— START Supplied entries —

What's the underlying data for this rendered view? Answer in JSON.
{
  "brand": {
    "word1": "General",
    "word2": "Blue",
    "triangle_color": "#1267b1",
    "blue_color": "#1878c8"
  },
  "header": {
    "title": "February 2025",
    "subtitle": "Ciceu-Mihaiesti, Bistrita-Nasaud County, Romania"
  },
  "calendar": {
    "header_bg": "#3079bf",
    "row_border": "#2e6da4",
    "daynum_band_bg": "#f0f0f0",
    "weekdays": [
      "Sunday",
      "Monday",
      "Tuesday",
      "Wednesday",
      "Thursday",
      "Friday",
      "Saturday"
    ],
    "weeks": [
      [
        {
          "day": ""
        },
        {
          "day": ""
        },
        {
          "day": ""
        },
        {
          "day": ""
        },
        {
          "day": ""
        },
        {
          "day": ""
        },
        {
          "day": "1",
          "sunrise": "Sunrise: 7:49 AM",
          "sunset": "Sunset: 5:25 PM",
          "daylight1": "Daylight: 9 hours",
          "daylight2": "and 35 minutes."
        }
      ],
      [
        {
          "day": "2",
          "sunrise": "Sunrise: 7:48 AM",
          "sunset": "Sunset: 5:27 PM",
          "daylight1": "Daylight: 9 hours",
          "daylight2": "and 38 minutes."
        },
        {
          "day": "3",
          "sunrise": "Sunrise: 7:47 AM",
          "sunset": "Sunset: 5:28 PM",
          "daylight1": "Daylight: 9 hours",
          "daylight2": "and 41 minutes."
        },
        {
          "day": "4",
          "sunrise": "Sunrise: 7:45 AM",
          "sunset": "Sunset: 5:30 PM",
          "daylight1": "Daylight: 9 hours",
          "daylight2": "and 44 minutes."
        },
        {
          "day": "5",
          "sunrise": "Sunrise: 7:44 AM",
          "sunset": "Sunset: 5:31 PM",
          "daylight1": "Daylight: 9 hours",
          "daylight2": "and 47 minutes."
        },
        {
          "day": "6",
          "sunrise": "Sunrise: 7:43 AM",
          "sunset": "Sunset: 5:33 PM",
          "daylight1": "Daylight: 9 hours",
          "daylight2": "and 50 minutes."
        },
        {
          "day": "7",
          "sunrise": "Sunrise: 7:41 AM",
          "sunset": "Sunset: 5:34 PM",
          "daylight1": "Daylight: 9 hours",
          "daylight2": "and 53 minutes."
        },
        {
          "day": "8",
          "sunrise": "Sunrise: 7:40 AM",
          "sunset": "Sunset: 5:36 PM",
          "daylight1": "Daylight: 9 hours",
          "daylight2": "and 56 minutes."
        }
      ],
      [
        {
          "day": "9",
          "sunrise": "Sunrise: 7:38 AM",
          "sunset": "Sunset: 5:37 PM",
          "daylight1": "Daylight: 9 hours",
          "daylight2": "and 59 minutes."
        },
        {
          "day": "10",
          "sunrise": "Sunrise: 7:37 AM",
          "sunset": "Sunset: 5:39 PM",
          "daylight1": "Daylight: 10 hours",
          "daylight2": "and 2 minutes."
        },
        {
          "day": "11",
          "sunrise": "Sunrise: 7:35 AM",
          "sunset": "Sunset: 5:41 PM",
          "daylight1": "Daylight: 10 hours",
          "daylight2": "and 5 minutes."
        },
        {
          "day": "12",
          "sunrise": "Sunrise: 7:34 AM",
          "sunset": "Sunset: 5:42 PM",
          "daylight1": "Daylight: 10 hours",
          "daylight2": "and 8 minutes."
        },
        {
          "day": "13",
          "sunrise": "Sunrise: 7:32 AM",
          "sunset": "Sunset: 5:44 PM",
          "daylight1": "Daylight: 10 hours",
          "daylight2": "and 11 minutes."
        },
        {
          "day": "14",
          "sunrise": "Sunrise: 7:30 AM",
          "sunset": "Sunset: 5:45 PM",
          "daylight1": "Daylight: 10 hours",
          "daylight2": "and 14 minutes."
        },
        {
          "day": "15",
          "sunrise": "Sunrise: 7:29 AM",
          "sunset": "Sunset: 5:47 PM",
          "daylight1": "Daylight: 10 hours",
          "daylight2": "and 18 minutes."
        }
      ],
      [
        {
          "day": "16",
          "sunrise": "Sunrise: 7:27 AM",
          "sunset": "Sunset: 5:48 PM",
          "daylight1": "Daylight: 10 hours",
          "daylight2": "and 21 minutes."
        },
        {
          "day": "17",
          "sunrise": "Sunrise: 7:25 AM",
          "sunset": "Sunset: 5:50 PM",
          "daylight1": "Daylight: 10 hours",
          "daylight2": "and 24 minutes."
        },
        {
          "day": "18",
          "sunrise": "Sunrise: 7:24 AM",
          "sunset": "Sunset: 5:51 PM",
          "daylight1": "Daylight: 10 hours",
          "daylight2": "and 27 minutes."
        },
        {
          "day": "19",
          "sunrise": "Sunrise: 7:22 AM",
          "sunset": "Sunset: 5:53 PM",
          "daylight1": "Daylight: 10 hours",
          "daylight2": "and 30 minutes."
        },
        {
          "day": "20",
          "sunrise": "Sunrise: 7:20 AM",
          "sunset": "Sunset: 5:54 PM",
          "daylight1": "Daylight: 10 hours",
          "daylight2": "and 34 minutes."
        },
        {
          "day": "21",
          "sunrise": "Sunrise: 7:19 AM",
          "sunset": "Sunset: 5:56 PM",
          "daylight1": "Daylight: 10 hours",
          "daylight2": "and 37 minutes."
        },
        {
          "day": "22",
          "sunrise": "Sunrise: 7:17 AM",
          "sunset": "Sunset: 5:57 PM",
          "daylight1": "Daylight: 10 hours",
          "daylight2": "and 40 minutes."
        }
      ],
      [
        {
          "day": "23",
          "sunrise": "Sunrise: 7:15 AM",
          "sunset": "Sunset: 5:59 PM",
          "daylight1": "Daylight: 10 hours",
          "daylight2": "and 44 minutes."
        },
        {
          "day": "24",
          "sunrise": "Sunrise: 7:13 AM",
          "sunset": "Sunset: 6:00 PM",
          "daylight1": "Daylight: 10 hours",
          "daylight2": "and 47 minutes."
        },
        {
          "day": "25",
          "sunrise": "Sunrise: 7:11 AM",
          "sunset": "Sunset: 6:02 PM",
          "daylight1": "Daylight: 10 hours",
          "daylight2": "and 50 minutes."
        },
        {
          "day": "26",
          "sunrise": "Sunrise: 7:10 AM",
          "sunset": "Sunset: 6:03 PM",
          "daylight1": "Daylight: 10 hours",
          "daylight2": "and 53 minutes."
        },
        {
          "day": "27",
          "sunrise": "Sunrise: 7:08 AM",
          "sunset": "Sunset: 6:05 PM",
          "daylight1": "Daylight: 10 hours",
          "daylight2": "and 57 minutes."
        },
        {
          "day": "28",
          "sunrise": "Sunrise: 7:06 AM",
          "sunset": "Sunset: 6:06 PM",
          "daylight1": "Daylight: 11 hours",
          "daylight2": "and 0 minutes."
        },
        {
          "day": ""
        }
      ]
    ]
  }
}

— END Supplied entries —

**Short task**
All entries shown above should be printed again exactly.

**Exercise solution**
What's the underlying data for this rendered view? Answer in JSON.
{
  "brand": {
    "word1": "General",
    "word2": "Blue",
    "triangle_color": "#1267b1",
    "blue_color": "#1878c8"
  },
  "header": {
    "title": "February 2025",
    "subtitle": "Ciceu-Mihaiesti, Bistrita-Nasaud County, Romania"
  },
  "calendar": {
    "header_bg": "#3079bf",
    "row_border": "#2e6da4",
    "daynum_band_bg": "#f0f0f0",
    "weekdays": [
      "Sunday",
      "Monday",
      "Tuesday",
      "Wednesday",
      "Thursday",
      "Friday",
      "Saturday"
    ],
    "weeks": [
      [
        {
          "day": ""
        },
        {
          "day": ""
        },
        {
          "day": ""
        },
        {
          "day": ""
        },
        {
          "day": ""
        },
        {
          "day": ""
        },
        {
          "day": "1",
          "sunrise": "Sunrise: 7:49 AM",
          "sunset": "Sunset: 5:25 PM",
          "daylight1": "Daylight: 9 hours",
          "daylight2": "and 35 minutes."
        }
      ],
      [
        {
          "day": "2",
          "sunrise": "Sunrise: 7:48 AM",
          "sunset": "Sunset: 5:27 PM",
          "daylight1": "Daylight: 9 hours",
          "daylight2": "and 38 minutes."
        },
        {
          "day": "3",
          "sunrise": "Sunrise: 7:47 AM",
          "sunset": "Sunset: 5:28 PM",
          "daylight1": "Daylight: 9 hours",
          "daylight2": "and 41 minutes."
        },
        {
          "day": "4",
          "sunrise": "Sunrise: 7:45 AM",
          "sunset": "Sunset: 5:30 PM",
          "daylight1": "Daylight: 9 hours",
          "daylight2": "and 44 minutes."
        },
        {
          "day": "5",
          "sunrise": "Sunrise: 7:44 AM",
          "sunset": "Sunset: 5:31 PM",
          "daylight1": "Daylight: 9 hours",
          "daylight2": "and 47 minutes."
        },
        {
          "day": "6",
          "sunrise": "Sunrise: 7:43 AM",
          "sunset": "Sunset: 5:33 PM",
          "daylight1": "Daylight: 9 hours",
          "daylight2": "and 50 minutes."
        },
        {
          "day": "7",
          "sunrise": "Sunrise: 7:41 AM",
          "sunset": "Sunset: 5:34 PM",
          "daylight1": "Daylight: 9 hours",
          "daylight2": "and 53 minutes."
        },
        {
          "day": "8",
          "sunrise": "Sunrise: 7:40 AM",
          "sunset": "Sunset: 5:36 PM",
          "daylight1": "Daylight: 9 hours",
          "daylight2": "and 56 minutes."
        }
      ],
      [
        {
          "day": "9",
          "sunrise": "Sunrise: 7:38 AM",
          "sunset": "Sunset: 5:37 PM",
          "daylight1": "Daylight: 9 hours",
          "daylight2": "and 59 minutes."
        },
        {
          "day": "10",
          "sunrise": "Sunrise: 7:37 AM",
          "sunset": "Sunset: 5:39 PM",
          "daylight1": "Daylight: 10 hours",
          "daylight2": "and 2 minutes."
        },
        {
          "day": "11",
          "sunrise": "Sunrise: 7:35 AM",
          "sunset": "Sunset: 5:41 PM",
          "daylight1": "Daylight: 10 hours",
          "daylight2": "and 5 minutes."
        },
        {
          "day": "12",
          "sunrise": "Sunrise: 7:34 AM",
          "sunset": "Sunset: 5:42 PM",
          "daylight1": "Daylight: 10 hours",
          "daylight2": "and 8 minutes."
        },
        {
          "day": "13",
          "sunrise": "Sunrise: 7:32 AM",
          "sunset": "Sunset: 5:44 PM",
          "daylight1": "Daylight: 10 hours",
          "daylight2": "and 11 minutes."
        },
        {
          "day": "14",
          "sunrise": "Sunrise: 7:30 AM",
          "sunset": "Sunset: 5:45 PM",
          "daylight1": "Daylight: 10 hours",
          "daylight2": "and 14 minutes."
        },
        {
          "day": "15",
          "sunrise": "Sunrise: 7:29 AM",
          "sunset": "Sunset: 5:47 PM",
          "daylight1": "Daylight: 10 hours",
          "daylight2": "and 18 minutes."
        }
      ],
      [
        {
          "day": "16",
          "sunrise": "Sunrise: 7:27 AM",
          "sunset": "Sunset: 5:48 PM",
          "daylight1": "Daylight: 10 hours",
          "daylight2": "and 21 minutes."
        },
        {
          "day": "17",
          "sunrise": "Sunrise: 7:25 AM",
          "sunset": "Sunset: 5:50 PM",
          "daylight1": "Daylight: 10 hours",
          "daylight2": "and 24 minutes."
        },
        {
          "day": "18",
          "sunrise": "Sunrise: 7:24 AM",
          "sunset": "Sunset: 5:51 PM",
          "daylight1": "Daylight: 10 hours",
          "daylight2": "and 27 minutes."
        },
        {
          "day": "19",
          "sunrise": "Sunrise: 7:22 AM",
          "sunset": "Sunset: 5:53 PM",
          "daylight1": "Daylight: 10 hours",
          "daylight2": "and 30 minutes."
        },
        {
          "day": "20",
          "sunrise": "Sunrise: 7:20 AM",
          "sunset": "Sunset: 5:54 PM",
          "daylight1": "Daylight: 10 hours",
          "daylight2": "and 34 minutes."
        },
        {
          "day": "21",
          "sunrise": "Sunrise: 7:19 AM",
          "sunset": "Sunset: 5:56 PM",
          "daylight1": "Daylight: 10 hours",
          "daylight2": "and 37 minutes."
        },
        {
          "day": "22",
          "sunrise": "Sunrise: 7:17 AM",
          "sunset": "Sunset: 5:57 PM",
          "daylight1": "Daylight: 10 hours",
          "daylight2": "and 40 minutes."
        }
      ],
      [
        {
          "day": "23",
          "sunrise": "Sunrise: 7:15 AM",
          "sunset": "Sunset: 5:59 PM",
          "daylight1": "Daylight: 10 hours",
          "daylight2": "and 44 minutes."
        },
        {
          "day": "24",
          "sunrise": "Sunrise: 7:13 AM",
          "sunset": "Sunset: 6:00 PM",
          "daylight1": "Daylight: 10 hours",
          "daylight2": "and 47 minutes."
        },
        {
          "day": "25",
          "sunrise": "Sunrise: 7:11 AM",
          "sunset": "Sunset: 6:02 PM",
          "daylight1": "Daylight: 10 hours",
          "daylight2": "and 50 minutes."
        },
        {
          "day": "26",
          "sunrise": "Sunrise: 7:10 AM",
          "sunset": "Sunset: 6:03 PM",
          "daylight1": "Daylight: 10 hours",
          "daylight2": "and 53 minutes."
        },
        {
          "day": "27",
          "sunrise": "Sunrise: 7:08 AM",
          "sunset": "Sunset: 6:05 PM",
          "daylight1": "Daylight: 10 hours",
          "daylight2": "and 57 minutes."
        },
        {
          "day": "28",
          "sunrise": "Sunrise: 7:06 AM",
          "sunset": "Sunset: 6:06 PM",
          "daylight1": "Daylight: 11 hours",
          "daylight2": "and 0 minutes."
        },
        {
          "day": ""
        }
      ]
    ]
  }
}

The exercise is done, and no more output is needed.